*Rows from a figure dataset*
%%

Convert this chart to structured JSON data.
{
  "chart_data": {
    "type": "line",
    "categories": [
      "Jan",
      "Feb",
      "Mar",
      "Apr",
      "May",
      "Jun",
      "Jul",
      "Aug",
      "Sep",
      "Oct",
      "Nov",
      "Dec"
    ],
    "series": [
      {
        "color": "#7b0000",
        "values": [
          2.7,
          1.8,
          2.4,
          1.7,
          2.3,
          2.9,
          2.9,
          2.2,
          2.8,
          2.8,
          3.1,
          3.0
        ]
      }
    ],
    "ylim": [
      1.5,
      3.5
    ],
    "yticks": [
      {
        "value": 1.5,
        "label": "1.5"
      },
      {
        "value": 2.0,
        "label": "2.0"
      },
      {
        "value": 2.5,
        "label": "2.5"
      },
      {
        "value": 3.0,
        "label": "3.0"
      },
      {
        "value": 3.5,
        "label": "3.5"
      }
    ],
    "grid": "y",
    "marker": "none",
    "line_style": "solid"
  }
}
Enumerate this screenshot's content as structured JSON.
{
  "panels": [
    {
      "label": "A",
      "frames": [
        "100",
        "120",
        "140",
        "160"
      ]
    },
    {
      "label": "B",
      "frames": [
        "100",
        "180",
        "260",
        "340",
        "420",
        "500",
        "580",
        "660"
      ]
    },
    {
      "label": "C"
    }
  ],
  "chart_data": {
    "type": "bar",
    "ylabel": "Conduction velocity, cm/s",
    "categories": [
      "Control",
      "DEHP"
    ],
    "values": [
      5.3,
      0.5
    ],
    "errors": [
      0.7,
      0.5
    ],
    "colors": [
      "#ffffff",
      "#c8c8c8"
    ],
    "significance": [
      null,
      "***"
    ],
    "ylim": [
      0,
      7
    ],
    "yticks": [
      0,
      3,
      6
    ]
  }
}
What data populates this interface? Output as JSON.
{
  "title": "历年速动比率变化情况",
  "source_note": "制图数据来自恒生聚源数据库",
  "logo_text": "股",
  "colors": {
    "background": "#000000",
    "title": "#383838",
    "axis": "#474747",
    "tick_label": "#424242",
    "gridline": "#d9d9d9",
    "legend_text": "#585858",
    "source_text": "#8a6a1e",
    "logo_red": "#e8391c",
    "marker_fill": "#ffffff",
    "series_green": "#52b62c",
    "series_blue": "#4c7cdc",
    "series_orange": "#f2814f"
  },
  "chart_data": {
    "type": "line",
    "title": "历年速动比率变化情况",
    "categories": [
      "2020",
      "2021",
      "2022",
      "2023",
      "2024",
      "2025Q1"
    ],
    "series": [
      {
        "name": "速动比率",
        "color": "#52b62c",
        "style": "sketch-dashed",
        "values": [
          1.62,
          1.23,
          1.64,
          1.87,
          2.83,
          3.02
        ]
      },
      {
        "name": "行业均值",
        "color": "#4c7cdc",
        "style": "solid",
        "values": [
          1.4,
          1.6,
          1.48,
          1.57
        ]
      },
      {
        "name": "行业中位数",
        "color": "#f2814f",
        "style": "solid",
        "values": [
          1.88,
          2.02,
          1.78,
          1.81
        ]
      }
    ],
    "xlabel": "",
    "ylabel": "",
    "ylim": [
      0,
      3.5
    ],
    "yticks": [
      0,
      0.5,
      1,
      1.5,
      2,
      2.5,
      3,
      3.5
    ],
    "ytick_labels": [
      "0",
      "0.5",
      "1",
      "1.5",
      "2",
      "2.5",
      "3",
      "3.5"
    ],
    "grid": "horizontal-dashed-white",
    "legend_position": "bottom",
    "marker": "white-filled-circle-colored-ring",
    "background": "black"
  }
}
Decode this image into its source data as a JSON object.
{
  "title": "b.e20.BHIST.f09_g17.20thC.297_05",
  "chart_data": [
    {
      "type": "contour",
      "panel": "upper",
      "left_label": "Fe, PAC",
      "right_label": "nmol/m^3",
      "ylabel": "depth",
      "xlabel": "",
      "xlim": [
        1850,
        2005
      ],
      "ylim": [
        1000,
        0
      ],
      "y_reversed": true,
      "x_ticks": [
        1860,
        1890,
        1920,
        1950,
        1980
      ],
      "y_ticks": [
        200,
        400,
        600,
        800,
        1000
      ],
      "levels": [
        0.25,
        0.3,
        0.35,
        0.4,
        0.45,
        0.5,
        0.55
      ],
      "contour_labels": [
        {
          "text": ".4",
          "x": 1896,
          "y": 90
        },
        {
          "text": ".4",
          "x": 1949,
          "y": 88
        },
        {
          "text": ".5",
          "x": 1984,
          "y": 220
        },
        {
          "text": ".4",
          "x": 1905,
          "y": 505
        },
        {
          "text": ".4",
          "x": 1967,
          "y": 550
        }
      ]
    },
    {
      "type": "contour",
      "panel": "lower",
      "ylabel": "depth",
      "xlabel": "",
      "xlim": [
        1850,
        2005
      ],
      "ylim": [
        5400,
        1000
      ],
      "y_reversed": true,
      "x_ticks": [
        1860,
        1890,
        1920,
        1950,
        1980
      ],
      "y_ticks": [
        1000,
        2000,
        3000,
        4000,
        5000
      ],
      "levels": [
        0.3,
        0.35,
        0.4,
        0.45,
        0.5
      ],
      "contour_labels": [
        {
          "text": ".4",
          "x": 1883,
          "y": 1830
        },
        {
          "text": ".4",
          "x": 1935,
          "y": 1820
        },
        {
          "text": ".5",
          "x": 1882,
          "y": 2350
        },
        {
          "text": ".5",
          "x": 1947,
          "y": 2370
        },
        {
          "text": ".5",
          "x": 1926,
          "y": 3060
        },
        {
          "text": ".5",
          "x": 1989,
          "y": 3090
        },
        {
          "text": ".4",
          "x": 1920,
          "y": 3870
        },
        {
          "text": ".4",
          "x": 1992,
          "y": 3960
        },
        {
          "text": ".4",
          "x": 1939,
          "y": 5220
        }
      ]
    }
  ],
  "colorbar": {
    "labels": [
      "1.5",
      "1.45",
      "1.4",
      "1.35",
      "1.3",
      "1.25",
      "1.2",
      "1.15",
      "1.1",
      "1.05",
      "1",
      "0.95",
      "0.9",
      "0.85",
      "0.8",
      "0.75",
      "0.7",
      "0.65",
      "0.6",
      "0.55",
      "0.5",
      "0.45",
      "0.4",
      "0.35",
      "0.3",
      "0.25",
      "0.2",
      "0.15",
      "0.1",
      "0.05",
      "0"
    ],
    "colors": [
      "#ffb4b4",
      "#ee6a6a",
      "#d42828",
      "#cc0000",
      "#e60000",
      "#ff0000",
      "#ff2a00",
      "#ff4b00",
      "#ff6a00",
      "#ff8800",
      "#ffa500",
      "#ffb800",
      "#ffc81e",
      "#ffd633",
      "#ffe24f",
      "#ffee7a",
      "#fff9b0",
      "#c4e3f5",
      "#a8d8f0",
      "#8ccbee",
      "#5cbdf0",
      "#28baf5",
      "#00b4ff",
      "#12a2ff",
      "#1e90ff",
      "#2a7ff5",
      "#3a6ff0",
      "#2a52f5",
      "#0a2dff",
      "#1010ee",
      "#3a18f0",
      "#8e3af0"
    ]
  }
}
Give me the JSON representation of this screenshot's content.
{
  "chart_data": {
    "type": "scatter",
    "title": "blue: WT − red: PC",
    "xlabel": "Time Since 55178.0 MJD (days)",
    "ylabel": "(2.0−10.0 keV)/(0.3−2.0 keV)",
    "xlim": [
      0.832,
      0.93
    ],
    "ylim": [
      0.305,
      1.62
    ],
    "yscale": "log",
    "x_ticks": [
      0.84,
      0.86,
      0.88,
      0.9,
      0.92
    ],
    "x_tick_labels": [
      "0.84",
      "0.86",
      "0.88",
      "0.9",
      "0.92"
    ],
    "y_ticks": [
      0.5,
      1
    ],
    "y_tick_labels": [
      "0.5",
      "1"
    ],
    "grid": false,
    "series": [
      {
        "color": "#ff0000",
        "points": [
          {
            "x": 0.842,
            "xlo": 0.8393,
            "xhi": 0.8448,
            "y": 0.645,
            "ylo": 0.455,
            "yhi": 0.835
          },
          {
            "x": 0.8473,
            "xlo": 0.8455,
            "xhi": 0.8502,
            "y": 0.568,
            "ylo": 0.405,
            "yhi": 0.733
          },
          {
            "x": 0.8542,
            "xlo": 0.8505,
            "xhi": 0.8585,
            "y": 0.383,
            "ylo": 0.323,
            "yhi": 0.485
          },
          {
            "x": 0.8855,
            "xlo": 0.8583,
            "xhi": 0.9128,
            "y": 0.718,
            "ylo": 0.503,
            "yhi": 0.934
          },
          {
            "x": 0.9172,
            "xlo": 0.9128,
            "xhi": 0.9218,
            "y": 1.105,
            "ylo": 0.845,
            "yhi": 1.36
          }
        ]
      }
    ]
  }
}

%%

*PROMPT*
Search the data for the word "dashed" and copy each line where it appears.

*FULL SOLUTION*
        "style": "sketch-dashed",
    "grid": "horizontal-dashed-white",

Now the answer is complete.